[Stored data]
--------------------------------------------------

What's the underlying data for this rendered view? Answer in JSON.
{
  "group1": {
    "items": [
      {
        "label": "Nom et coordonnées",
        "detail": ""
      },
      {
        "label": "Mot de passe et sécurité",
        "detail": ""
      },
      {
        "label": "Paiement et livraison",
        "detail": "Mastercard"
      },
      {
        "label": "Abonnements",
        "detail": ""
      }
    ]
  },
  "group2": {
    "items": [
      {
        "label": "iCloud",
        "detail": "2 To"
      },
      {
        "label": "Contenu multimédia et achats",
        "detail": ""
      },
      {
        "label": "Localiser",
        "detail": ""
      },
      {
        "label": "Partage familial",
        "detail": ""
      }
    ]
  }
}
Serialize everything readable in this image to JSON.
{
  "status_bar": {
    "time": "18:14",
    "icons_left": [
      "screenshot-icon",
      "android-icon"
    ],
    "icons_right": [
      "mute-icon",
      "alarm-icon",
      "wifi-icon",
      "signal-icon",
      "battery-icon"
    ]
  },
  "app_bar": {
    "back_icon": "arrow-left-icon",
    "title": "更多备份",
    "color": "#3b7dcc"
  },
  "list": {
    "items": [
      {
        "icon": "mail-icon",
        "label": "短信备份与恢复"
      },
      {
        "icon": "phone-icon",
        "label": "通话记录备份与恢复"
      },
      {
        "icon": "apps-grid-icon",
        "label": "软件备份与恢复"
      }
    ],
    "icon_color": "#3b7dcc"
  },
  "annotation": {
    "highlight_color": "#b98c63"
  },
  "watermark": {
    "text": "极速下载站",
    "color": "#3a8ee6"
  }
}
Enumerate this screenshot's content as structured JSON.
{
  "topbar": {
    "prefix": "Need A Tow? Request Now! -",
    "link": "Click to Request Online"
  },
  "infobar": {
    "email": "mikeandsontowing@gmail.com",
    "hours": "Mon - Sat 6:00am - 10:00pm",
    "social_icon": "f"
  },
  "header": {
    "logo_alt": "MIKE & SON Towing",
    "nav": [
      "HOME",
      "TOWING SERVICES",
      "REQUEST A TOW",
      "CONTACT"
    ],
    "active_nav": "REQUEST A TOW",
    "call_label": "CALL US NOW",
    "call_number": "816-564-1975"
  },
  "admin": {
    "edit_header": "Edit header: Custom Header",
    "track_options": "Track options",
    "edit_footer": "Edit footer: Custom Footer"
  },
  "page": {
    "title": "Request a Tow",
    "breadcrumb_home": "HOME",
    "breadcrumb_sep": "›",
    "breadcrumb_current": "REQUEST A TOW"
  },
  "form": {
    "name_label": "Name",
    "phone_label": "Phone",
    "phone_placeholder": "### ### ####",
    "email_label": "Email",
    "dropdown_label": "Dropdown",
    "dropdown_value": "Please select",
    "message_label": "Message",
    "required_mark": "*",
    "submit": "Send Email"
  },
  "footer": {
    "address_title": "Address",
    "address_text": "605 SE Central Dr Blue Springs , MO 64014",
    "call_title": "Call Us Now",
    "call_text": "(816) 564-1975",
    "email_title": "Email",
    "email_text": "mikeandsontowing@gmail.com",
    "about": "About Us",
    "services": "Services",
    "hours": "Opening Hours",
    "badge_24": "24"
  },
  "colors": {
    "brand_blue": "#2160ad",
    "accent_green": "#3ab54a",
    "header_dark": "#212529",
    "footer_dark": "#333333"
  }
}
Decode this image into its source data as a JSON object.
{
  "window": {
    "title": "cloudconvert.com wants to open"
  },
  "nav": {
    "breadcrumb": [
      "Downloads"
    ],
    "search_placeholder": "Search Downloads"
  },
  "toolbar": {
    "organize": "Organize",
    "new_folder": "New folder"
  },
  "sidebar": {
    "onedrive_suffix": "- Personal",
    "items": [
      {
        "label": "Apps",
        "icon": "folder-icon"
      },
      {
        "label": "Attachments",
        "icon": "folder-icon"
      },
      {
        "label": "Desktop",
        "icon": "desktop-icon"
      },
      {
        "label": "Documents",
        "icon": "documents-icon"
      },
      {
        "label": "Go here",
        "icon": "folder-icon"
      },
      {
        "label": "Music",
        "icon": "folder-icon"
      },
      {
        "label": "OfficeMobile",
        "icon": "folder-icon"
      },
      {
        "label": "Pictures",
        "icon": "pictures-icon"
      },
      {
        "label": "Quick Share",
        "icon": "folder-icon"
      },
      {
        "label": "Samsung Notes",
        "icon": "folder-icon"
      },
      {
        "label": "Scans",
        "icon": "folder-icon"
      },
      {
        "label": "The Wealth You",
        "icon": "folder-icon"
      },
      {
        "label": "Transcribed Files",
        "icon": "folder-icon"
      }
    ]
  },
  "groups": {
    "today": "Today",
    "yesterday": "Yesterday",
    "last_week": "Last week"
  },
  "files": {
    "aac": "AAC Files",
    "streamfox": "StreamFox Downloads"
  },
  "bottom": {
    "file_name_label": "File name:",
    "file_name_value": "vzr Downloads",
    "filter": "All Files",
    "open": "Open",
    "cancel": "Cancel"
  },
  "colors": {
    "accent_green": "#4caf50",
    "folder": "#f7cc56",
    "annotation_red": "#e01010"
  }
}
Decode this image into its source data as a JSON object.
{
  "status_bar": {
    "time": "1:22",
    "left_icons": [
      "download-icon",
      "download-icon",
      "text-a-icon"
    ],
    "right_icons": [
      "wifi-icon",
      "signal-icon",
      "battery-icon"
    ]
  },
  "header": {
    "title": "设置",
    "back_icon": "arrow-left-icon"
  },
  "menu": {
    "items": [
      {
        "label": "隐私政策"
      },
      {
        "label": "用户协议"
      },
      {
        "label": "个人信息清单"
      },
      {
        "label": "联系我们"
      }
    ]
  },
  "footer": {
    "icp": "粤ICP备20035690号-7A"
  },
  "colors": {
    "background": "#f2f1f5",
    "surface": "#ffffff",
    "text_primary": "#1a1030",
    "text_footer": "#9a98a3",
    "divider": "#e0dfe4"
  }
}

--------------------------------------------------

Directive: Write out the material from the first line to the last, exactly.

Task response:
What's the underlying data for this rendered view? Answer in JSON.
{
  "group1": {
    "items": [
      {
        "label": "Nom et coordonnées",
        "detail": ""
      },
      {
        "label": "Mot de passe et sécurité",
        "detail": ""
      },
      {
        "label": "Paiement et livraison",
        "detail": "Mastercard"
      },
      {
        "label": "Abonnements",
        "detail": ""
      }
    ]
  },
  "group2": {
    "items": [
      {
        "label": "iCloud",
        "detail": "2 To"
      },
      {
        "label": "Contenu multimédia et achats",
        "detail": ""
      },
      {
        "label": "Localiser",
        "detail": ""
      },
      {
        "label": "Partage familial",
        "detail": ""
      }
    ]
  }
}
Serialize everything readable in this image to JSON.
{
  "status_bar": {
    "time": "18:14",
    "icons_left": [
      "screenshot-icon",
      "android-icon"
    ],
    "icons_right": [
      "mute-icon",
      "alarm-icon",
      "wifi-icon",
      "signal-icon",
      "battery-icon"
    ]
  },
  "app_bar": {
    "back_icon": "arrow-left-icon",
    "title": "更多备份",
    "color": "#3b7dcc"
  },
  "list": {
    "items": [
      {
        "icon": "mail-icon",
        "label": "短信备份与恢复"
      },
      {
        "icon": "phone-icon",
        "label": "通话记录备份与恢复"
      },
      {
        "icon": "apps-grid-icon",
        "label": "软件备份与恢复"
      }
    ],
    "icon_color": "#3b7dcc"
  },
  "annotation": {
    "highlight_color": "#b98c63"
  },
  "watermark": {
    "text": "极速下载站",
    "color": "#3a8ee6"
  }
}
Enumerate this screenshot's content as structured JSON.
{
  "topbar": {
    "prefix": "Need A Tow? Request Now! -",
    "link": "Click to Request Online"
  },
  "infobar": {
    "email": "mikeandsontowing@gmail.com",
    "hours": "Mon - Sat 6:00am - 10:00pm",
    "social_icon": "f"
  },
  "header": {
    "logo_alt": "MIKE & SON Towing",
    "nav": [
      "HOME",
      "TOWING SERVICES",
      "REQUEST A TOW",
      "CONTACT"
    ],
    "active_nav": "REQUEST A TOW",
    "call_label": "CALL US NOW",
    "call_number": "816-564-1975"
  },
  "admin": {
    "edit_header": "Edit header: Custom Header",
    "track_options": "Track options",
    "edit_footer": "Edit footer: Custom Footer"
  },
  "page": {
    "title": "Request a Tow",
    "breadcrumb_home": "HOME",
    "breadcrumb_sep": "›",
    "breadcrumb_current": "REQUEST A TOW"
  },
  "form": {
    "name_label": "Name",
    "phone_label": "Phone",
    "phone_placeholder": "### ### ####",
    "email_label": "Email",
    "dropdown_label": "Dropdown",
    "dropdown_value": "Please select",
    "message_label": "Message",
    "required_mark": "*",
    "submit": "Send Email"
  },
  "footer": {
    "address_title": "Address",
    "address_text": "605 SE Central Dr Blue Springs , MO 64014",
    "call_title": "Call Us Now",
    "call_text": "(816) 564-1975",
    "email_title": "Email",
    "email_text": "mikeandsontowing@gmail.com",
    "about": "About Us",
    "services": "Services",
    "hours": "Opening Hours",
    "badge_24": "24"
  },
  "colors": {
    "brand_blue": "#2160ad",
    "accent_green": "#3ab54a",
    "header_dark": "#212529",
    "footer_dark": "#333333"
  }
}
Decode this image into its source data as a JSON object.
{
  "window": {
    "title": "cloudconvert.com wants to open"
  },
  "nav": {
    "breadcrumb": [
      "Downloads"
    ],
    "search_placeholder": "Search Downloads"
  },
  "toolbar": {
    "organize": "Organize",
    "new_folder": "New folder"
  },
  "sidebar": {
    "onedrive_suffix": "- Personal",
    "items": [
      {
        "label": "Apps",
        "icon": "folder-icon"
      },
      {
        "label": "Attachments",
        "icon": "folder-icon"
      },
      {
        "label": "Desktop",
        "icon": "desktop-icon"
      },
      {
        "label": "Documents",
        "icon": "documents-icon"
      },
      {
        "label": "Go here",
        "icon": "folder-icon"
      },
      {
        "label": "Music",
        "icon": "folder-icon"
      },
      {
        "label": "OfficeMobile",
        "icon": "folder-icon"
      },
      {
        "label": "Pictures",
        "icon": "pictures-icon"
      },
      {
        "label": "Quick Share",
        "icon": "folder-icon"
      },
      {
        "label": "Samsung Notes",
        "icon": "folder-icon"
      },
      {
        "label": "Scans",
        "icon": "folder-icon"
      },
      {
        "label": "The Wealth You",
        "icon": "folder-icon"
      },
      {
        "label": "Transcribed Files",
        "icon": "folder-icon"
      }
    ]
  },
  "groups": {
    "today": "Today",
    "yesterday": "Yesterday",
    "last_week": "Last week"
  },
  "files": {
    "aac": "AAC Files",
    "streamfox": "StreamFox Downloads"
  },
  "bottom": {
    "file_name_label": "File name:",
    "file_name_value": "vzr Downloads",
    "filter": "All Files",
    "open": "Open",
    "cancel": "Cancel"
  },
  "colors": {
    "accent_green": "#4caf50",
    "folder": "#f7cc56",
    "annotation_red": "#e01010"
  }
}
Decode this image into its source data as a JSON object.
{
  "status_bar": {
    "time": "1:22",
    "left_icons": [
      "download-icon",
      "download-icon",
      "text-a-icon"
    ],
    "right_icons": [
      "wifi-icon",
      "signal-icon",
      "battery-icon"
    ]
  },
  "header": {
    "title": "设置",
    "back_icon": "arrow-left-icon"
  },
  "menu": {
    "items": [
      {
        "label": "隐私政策"
      },
      {
        "label": "用户协议"
      },
      {
        "label": "个人信息清单"
      },
      {
        "label": "联系我们"
      }
    ]
  },
  "footer": {
    "icp": "粤ICP备20035690号-7A"
  },
  "colors": {
    "background": "#f2f1f5",
    "surface": "#ffffff",
    "text_primary": "#1a1030",
    "text_footer": "#9a98a3",
    "divider": "#e0dfe4"
  }
}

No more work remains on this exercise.